Select and copy out every line in the records containing "triangle".

***** Raw records *****

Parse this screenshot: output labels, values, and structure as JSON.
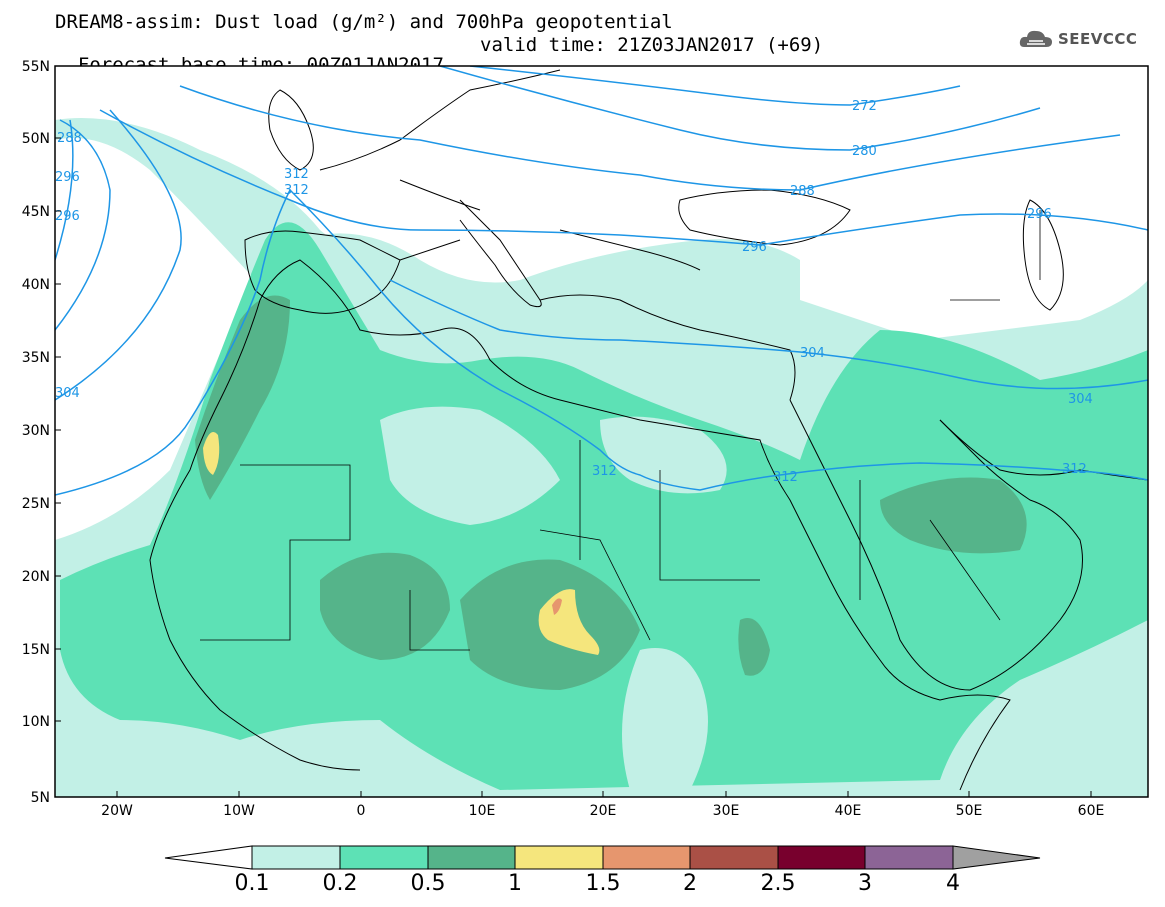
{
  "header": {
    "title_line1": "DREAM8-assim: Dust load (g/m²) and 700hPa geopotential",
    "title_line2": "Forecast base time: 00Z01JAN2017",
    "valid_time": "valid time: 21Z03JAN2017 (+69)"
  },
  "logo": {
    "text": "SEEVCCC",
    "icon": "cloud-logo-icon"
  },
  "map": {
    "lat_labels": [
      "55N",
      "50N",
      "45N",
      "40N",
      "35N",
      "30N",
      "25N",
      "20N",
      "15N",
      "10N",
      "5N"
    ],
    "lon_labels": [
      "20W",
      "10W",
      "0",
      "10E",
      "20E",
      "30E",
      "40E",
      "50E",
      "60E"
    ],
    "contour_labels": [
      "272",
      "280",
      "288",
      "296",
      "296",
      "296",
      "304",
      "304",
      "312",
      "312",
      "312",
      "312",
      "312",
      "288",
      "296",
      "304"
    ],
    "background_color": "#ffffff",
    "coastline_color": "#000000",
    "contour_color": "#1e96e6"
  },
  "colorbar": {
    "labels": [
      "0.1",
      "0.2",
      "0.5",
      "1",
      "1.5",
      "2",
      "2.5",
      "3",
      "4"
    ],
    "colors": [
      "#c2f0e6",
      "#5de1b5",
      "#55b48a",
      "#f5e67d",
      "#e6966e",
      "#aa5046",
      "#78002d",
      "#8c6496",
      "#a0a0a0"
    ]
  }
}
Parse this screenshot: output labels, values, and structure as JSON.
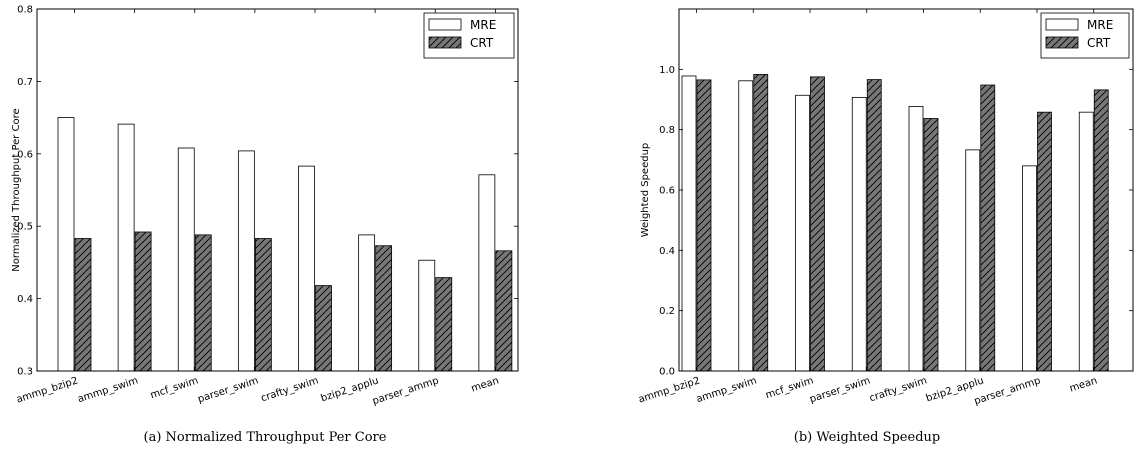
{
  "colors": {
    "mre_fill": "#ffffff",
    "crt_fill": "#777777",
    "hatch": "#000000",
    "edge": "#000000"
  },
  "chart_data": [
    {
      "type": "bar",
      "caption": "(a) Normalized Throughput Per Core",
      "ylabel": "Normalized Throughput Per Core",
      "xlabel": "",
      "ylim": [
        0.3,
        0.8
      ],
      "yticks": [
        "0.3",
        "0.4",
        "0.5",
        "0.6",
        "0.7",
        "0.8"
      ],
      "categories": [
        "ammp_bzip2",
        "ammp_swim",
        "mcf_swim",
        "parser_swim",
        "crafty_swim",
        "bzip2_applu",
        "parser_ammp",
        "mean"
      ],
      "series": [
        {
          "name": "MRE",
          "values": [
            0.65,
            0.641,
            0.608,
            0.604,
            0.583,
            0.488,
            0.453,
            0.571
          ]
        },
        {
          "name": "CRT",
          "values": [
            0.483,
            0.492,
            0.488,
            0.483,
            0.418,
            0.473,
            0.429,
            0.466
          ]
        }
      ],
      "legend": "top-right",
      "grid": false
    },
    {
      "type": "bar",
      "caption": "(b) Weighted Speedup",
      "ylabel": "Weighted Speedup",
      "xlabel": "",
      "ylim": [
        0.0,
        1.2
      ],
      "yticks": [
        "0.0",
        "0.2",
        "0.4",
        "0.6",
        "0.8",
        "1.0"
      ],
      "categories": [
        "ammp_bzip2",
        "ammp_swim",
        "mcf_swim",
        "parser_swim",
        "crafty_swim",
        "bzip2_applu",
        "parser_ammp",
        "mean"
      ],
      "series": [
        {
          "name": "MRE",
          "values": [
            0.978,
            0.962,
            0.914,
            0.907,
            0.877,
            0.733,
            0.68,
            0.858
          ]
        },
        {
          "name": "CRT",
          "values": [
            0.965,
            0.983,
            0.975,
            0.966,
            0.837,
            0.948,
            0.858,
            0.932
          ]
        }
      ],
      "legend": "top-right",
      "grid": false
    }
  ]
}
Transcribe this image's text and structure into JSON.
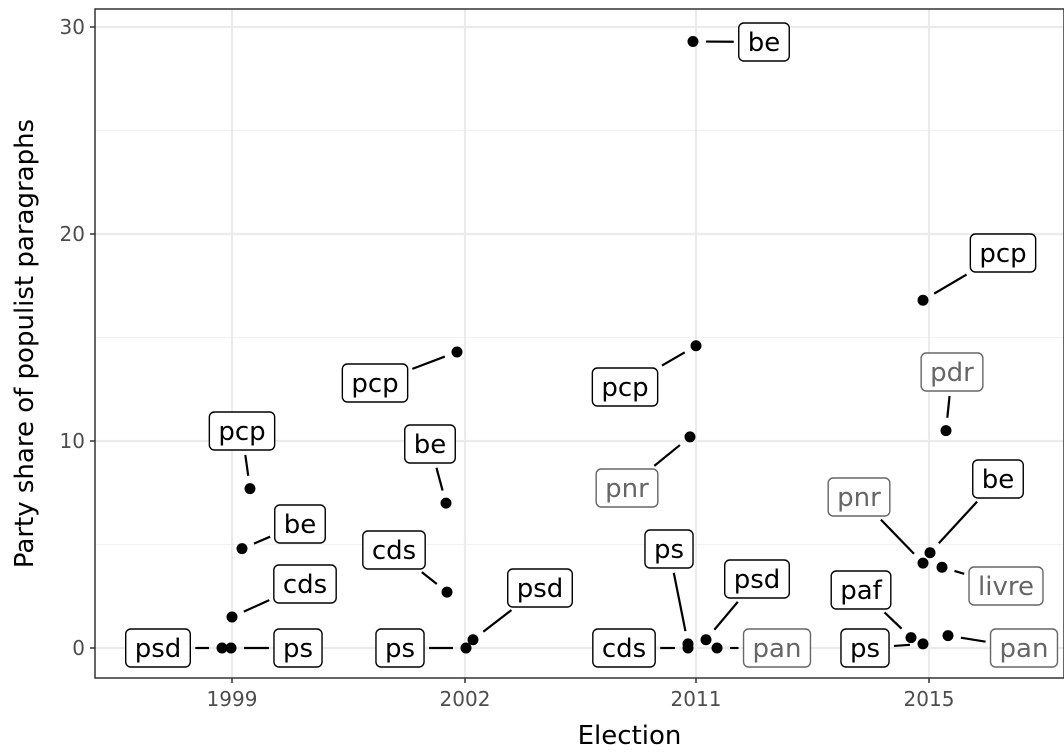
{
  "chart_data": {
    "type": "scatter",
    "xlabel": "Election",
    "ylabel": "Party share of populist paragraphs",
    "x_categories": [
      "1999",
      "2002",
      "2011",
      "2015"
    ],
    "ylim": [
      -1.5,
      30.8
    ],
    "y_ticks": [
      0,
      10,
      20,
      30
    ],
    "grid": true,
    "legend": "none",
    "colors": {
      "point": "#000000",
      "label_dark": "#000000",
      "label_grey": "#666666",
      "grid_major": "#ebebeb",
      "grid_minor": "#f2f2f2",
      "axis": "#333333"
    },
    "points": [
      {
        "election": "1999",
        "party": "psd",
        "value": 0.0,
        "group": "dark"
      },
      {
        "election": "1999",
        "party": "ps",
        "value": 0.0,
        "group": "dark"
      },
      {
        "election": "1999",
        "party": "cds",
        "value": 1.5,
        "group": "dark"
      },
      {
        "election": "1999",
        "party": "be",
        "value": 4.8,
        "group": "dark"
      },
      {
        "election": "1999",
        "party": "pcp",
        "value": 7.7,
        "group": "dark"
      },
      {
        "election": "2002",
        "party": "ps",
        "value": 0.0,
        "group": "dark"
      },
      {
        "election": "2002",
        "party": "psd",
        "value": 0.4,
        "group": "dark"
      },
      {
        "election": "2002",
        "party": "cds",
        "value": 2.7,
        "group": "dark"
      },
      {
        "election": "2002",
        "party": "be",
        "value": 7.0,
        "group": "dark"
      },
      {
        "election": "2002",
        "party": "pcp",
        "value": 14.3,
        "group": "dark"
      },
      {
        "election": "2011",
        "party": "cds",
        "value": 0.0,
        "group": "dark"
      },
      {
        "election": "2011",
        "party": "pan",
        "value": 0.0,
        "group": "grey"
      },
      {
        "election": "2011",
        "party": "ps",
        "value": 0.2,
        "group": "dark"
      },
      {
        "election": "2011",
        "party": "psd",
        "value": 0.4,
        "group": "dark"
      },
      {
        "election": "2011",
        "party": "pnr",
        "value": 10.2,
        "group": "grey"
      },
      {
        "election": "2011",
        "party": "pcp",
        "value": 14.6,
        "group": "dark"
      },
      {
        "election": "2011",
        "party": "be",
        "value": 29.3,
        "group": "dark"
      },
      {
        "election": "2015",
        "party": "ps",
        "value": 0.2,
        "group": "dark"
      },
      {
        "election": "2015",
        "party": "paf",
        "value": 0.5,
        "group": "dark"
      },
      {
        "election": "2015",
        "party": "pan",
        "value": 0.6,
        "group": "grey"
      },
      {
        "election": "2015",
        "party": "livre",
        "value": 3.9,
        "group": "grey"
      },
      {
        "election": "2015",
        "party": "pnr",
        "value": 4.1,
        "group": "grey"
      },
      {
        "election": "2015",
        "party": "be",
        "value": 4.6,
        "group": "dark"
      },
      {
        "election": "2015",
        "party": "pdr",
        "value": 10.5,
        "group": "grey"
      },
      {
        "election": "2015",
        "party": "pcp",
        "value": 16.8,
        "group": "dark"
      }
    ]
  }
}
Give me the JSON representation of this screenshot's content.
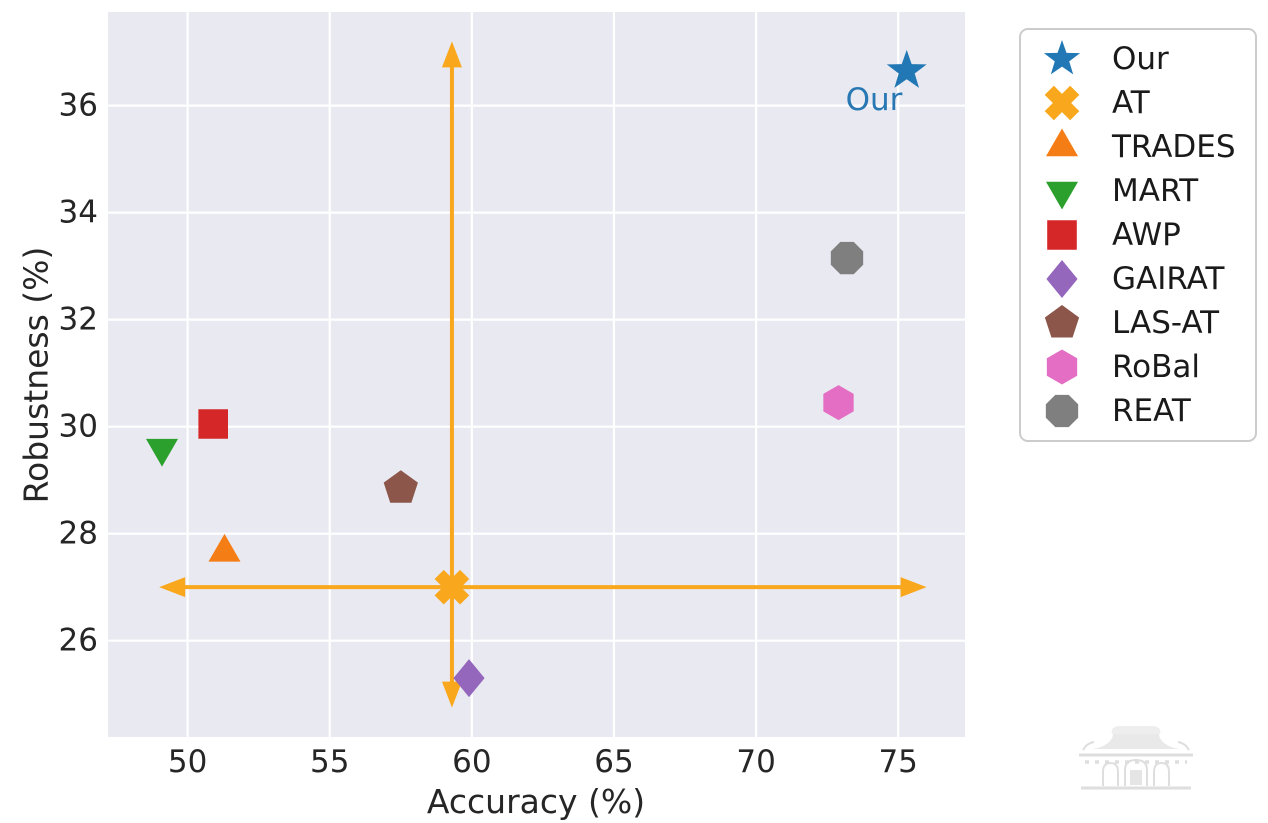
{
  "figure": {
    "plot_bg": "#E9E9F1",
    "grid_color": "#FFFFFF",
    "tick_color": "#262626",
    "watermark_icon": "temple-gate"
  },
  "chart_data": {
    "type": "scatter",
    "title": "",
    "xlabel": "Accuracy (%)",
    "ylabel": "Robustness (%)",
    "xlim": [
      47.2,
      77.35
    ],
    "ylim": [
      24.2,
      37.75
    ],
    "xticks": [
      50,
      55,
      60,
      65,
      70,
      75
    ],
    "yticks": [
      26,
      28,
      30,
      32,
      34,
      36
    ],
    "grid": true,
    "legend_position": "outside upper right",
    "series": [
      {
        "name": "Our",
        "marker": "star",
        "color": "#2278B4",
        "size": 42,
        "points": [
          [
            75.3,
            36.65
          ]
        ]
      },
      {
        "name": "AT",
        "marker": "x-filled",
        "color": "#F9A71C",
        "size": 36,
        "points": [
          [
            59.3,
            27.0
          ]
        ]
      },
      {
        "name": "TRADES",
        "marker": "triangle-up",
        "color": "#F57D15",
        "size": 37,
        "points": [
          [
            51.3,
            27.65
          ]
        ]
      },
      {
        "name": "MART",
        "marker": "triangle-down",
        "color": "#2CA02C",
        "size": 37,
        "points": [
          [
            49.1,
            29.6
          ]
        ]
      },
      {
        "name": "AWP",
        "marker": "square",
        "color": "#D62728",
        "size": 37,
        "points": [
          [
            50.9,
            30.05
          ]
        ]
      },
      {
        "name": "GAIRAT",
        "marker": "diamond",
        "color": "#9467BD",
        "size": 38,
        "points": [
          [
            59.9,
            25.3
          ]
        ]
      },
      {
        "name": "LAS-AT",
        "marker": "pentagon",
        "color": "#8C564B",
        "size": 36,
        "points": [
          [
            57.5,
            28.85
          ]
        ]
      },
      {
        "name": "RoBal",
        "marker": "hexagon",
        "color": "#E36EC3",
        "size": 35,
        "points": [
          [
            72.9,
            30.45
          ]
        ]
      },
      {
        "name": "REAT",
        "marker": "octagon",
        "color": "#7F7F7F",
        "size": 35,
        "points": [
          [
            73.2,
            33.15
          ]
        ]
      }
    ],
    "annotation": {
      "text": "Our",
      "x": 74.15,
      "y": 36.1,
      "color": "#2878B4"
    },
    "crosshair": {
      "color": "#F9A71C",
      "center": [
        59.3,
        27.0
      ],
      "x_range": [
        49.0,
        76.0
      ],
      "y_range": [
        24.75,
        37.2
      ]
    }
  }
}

*****

■ **Written reply**:
        "marker": "triangle-up",
        "marker": "triangle-down",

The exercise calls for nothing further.